■ What you should do:
Spot each line in the records below where the word "végzettség" occurs, then copy it.

■ Information shown:

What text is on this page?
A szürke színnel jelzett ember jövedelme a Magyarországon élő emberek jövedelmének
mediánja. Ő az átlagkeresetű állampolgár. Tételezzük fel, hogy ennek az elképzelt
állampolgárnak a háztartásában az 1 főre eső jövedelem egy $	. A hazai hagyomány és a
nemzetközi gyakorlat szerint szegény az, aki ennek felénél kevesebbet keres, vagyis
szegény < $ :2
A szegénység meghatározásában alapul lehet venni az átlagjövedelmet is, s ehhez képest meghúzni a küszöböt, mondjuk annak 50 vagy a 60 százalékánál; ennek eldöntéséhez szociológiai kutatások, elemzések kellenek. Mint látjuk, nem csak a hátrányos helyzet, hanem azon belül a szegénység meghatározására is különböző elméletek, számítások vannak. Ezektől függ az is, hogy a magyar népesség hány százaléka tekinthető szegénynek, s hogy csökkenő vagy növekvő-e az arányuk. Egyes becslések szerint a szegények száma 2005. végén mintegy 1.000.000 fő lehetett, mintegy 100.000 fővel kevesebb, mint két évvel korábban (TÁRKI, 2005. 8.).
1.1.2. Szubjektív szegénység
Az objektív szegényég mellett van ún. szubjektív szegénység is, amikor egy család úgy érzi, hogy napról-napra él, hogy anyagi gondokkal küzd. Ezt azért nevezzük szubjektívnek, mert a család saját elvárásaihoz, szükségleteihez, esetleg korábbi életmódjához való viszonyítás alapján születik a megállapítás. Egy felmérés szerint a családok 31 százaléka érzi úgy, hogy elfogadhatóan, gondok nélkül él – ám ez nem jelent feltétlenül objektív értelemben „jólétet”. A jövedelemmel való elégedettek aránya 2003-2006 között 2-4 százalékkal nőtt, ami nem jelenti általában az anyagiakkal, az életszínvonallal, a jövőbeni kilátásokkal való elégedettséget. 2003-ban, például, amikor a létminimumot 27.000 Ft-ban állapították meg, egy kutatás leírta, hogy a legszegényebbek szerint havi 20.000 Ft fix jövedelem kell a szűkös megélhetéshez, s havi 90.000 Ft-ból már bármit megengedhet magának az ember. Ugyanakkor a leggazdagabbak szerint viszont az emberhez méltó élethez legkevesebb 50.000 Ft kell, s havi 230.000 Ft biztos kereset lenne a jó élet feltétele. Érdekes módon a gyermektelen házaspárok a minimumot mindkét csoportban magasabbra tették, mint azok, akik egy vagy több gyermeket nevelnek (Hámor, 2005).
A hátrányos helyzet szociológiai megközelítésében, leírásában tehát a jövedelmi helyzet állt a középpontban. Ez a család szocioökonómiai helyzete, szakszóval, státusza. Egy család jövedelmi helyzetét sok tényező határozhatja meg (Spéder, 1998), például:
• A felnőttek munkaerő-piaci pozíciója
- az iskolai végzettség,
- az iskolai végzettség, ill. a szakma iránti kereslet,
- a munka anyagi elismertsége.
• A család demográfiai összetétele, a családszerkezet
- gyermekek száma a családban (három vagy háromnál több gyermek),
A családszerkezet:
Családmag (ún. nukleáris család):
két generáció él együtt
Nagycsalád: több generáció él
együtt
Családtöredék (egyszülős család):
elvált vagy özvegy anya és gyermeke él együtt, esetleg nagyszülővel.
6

■ The response:
- az iskolai végzettség,
- az iskolai végzettség, ill. a szakma iránti kereslet,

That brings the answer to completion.